## Problem requirements
Gather each line containing the string "What" from these entries.

## Records to use
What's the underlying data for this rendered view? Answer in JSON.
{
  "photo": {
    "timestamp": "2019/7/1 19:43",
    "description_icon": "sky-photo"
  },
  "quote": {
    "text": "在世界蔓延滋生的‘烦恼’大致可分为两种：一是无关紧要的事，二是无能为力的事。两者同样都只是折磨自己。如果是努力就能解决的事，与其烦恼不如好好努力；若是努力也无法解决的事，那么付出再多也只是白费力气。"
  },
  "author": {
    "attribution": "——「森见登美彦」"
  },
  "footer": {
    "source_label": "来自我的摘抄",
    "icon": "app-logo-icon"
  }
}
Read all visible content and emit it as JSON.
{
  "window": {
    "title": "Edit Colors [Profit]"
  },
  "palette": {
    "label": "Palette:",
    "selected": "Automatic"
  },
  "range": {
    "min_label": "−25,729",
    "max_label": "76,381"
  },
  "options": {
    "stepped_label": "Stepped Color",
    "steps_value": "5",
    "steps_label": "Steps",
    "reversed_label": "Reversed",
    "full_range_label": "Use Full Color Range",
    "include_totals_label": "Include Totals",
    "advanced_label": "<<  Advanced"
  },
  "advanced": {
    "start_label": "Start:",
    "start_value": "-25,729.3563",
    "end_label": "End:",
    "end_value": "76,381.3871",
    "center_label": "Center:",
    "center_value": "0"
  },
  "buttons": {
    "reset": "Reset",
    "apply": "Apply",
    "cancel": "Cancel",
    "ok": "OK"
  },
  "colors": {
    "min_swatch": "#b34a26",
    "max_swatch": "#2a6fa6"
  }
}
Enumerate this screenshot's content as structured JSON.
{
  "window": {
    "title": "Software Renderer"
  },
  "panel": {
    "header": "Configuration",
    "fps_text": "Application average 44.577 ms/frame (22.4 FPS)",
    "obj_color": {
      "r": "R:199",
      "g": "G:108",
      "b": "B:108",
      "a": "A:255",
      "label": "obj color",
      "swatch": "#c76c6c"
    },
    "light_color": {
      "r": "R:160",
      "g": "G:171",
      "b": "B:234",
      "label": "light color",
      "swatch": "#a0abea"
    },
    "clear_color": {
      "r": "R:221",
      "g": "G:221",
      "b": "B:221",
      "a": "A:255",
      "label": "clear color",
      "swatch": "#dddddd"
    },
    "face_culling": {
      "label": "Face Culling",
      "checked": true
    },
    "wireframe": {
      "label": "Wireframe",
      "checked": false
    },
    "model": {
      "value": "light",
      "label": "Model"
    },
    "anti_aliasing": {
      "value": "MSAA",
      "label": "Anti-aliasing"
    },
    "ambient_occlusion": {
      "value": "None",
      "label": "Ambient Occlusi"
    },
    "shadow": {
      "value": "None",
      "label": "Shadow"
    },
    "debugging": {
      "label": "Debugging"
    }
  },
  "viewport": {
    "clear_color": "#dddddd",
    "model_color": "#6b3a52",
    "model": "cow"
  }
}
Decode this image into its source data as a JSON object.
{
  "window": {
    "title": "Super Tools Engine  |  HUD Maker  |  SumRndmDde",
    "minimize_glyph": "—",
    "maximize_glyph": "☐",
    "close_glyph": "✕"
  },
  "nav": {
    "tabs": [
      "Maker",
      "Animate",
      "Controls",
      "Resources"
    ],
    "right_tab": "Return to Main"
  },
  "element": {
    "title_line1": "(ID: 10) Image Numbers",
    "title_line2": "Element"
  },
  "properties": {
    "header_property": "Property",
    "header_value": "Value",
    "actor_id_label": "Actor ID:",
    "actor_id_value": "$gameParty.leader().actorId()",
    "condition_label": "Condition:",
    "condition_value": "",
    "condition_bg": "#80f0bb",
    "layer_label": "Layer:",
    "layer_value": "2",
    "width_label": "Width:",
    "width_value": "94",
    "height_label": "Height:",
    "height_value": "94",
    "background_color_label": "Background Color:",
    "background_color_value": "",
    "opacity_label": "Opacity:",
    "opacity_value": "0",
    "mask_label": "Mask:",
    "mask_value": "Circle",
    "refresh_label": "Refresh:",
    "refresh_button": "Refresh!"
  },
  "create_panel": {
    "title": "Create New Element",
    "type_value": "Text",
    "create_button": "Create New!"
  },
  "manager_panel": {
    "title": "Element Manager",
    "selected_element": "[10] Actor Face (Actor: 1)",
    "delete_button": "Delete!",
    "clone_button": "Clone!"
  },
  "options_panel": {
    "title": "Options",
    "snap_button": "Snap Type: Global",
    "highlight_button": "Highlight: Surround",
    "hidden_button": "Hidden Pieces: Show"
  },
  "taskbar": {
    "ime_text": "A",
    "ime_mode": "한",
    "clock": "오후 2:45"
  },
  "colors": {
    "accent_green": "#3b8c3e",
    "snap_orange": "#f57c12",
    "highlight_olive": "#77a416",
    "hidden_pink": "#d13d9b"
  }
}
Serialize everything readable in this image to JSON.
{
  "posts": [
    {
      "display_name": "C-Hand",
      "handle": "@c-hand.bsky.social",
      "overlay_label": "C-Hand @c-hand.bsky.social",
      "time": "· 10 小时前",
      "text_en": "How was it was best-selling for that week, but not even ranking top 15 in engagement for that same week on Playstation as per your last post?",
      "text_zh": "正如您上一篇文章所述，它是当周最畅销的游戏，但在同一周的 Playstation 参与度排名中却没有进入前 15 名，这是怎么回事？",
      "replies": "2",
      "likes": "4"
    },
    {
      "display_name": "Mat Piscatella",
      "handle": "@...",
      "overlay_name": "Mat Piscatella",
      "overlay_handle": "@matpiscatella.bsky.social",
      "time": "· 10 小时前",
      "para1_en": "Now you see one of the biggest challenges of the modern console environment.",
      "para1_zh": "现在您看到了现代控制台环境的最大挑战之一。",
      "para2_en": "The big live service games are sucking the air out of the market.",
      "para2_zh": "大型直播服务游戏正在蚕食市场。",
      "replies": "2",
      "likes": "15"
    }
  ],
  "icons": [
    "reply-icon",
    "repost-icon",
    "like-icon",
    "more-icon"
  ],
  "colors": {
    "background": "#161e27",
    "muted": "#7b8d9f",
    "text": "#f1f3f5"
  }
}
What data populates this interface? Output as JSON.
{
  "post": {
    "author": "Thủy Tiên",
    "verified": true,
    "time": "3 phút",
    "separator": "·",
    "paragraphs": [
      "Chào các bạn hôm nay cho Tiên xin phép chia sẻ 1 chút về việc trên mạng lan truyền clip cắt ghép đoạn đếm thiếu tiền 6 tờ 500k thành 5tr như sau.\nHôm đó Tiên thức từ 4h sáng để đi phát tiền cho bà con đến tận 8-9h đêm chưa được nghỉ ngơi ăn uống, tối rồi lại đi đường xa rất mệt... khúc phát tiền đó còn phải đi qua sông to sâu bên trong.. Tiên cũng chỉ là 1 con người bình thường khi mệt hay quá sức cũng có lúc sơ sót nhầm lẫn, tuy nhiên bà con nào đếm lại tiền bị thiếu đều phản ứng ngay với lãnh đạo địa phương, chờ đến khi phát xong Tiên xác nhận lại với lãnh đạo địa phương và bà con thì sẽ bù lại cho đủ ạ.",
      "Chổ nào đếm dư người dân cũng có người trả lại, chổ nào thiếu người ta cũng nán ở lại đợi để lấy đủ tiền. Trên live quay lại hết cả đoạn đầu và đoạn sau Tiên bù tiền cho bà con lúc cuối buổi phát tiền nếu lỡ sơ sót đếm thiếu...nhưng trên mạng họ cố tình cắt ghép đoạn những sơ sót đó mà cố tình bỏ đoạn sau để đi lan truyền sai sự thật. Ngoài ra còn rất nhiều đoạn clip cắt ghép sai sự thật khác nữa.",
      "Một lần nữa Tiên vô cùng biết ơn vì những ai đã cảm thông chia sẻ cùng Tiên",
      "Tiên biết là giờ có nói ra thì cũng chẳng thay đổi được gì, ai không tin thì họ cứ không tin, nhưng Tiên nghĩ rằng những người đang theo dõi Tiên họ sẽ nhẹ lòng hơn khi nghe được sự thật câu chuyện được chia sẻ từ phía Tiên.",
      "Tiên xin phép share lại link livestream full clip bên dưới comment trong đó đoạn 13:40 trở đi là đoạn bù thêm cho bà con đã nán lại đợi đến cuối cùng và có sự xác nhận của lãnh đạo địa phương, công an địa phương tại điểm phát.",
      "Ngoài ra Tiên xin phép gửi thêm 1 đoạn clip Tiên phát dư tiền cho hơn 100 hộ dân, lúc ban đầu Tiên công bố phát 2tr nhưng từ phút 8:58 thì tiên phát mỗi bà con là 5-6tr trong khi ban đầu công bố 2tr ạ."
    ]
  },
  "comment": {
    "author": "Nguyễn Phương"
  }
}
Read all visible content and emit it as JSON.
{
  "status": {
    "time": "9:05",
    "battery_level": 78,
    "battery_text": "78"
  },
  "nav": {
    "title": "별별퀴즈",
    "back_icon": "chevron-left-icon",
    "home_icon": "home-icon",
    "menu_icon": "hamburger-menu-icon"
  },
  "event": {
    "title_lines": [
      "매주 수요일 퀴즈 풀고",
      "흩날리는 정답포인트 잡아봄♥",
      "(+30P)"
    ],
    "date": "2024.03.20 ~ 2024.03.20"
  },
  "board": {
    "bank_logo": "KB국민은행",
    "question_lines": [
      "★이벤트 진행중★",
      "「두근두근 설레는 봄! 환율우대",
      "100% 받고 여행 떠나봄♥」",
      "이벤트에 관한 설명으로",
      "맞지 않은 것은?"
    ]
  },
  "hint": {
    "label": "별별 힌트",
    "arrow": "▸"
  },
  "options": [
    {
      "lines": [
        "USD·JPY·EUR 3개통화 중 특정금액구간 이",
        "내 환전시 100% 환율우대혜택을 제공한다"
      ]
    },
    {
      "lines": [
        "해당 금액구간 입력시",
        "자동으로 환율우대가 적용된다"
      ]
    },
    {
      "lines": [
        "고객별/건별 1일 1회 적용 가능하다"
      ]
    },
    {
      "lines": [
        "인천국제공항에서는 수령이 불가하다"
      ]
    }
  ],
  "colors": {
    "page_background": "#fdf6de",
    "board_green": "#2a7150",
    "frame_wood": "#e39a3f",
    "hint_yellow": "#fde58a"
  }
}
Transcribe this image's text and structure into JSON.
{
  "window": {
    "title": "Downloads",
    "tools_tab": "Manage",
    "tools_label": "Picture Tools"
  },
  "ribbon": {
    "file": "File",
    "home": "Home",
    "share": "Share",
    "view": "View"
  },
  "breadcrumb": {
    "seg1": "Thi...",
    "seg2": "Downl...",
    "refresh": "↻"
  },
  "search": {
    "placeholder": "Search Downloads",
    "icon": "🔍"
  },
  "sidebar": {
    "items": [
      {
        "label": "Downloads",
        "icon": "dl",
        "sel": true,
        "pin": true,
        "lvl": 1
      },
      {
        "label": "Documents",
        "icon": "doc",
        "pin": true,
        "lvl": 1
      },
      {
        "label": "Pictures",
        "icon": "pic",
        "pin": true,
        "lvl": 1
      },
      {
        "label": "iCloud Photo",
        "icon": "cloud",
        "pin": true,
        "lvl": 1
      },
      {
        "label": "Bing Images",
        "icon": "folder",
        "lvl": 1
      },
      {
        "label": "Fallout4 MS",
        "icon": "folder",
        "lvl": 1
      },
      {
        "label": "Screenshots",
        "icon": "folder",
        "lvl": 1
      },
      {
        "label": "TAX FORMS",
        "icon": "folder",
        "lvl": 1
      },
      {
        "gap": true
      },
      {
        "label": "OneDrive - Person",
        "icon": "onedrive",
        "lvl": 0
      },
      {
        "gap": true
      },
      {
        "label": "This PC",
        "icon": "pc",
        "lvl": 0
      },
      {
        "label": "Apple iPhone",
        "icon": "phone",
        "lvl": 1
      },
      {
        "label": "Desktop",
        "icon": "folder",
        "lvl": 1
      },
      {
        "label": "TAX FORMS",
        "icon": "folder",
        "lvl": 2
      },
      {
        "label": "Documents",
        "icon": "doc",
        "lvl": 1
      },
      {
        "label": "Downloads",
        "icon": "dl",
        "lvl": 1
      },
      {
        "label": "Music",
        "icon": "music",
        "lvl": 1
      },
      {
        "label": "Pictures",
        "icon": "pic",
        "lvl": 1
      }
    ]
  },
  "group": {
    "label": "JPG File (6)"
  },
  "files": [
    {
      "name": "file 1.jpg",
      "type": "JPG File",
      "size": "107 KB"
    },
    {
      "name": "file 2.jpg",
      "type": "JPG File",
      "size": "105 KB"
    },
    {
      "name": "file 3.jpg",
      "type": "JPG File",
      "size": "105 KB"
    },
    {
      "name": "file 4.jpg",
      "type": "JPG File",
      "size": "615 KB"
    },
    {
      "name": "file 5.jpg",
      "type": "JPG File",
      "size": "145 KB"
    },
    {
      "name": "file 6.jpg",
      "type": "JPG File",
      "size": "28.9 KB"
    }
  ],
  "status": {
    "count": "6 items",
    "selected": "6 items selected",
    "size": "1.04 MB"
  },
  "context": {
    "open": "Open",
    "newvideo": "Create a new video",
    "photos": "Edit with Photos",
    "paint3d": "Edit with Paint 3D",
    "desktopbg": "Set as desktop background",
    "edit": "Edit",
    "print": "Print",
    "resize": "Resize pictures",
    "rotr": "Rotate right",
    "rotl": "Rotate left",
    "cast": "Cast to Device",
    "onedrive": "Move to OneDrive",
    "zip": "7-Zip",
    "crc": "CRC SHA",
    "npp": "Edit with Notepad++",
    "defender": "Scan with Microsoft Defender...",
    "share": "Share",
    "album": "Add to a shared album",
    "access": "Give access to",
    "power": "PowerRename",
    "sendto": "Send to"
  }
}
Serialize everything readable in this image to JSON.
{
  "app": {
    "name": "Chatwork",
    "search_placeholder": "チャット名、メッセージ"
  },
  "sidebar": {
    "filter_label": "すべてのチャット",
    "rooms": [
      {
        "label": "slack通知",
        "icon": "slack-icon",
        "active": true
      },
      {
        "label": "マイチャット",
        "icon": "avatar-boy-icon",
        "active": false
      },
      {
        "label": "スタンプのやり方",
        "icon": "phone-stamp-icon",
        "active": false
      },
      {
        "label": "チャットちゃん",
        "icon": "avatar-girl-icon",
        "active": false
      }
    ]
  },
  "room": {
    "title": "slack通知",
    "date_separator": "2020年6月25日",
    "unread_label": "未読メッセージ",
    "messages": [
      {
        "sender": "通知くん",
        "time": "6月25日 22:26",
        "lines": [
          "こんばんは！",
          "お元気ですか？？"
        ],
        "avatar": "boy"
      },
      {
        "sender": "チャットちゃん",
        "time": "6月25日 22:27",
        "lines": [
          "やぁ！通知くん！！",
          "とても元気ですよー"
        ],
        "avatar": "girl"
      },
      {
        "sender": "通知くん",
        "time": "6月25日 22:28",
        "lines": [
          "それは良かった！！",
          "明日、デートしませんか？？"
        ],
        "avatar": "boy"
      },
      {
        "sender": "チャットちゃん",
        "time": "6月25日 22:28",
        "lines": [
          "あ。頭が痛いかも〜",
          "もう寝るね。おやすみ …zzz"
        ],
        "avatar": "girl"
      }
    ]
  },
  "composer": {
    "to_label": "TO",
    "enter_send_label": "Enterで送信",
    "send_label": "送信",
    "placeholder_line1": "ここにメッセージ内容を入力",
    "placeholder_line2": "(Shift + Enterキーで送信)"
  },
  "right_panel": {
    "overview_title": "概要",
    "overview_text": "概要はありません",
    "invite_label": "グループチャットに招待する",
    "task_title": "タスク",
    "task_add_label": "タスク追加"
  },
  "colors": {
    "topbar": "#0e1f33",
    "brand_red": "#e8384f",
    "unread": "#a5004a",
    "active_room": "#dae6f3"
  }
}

## Written response
What's the underlying data for this rendered view? Answer in JSON.
What data populates this interface? Output as JSON.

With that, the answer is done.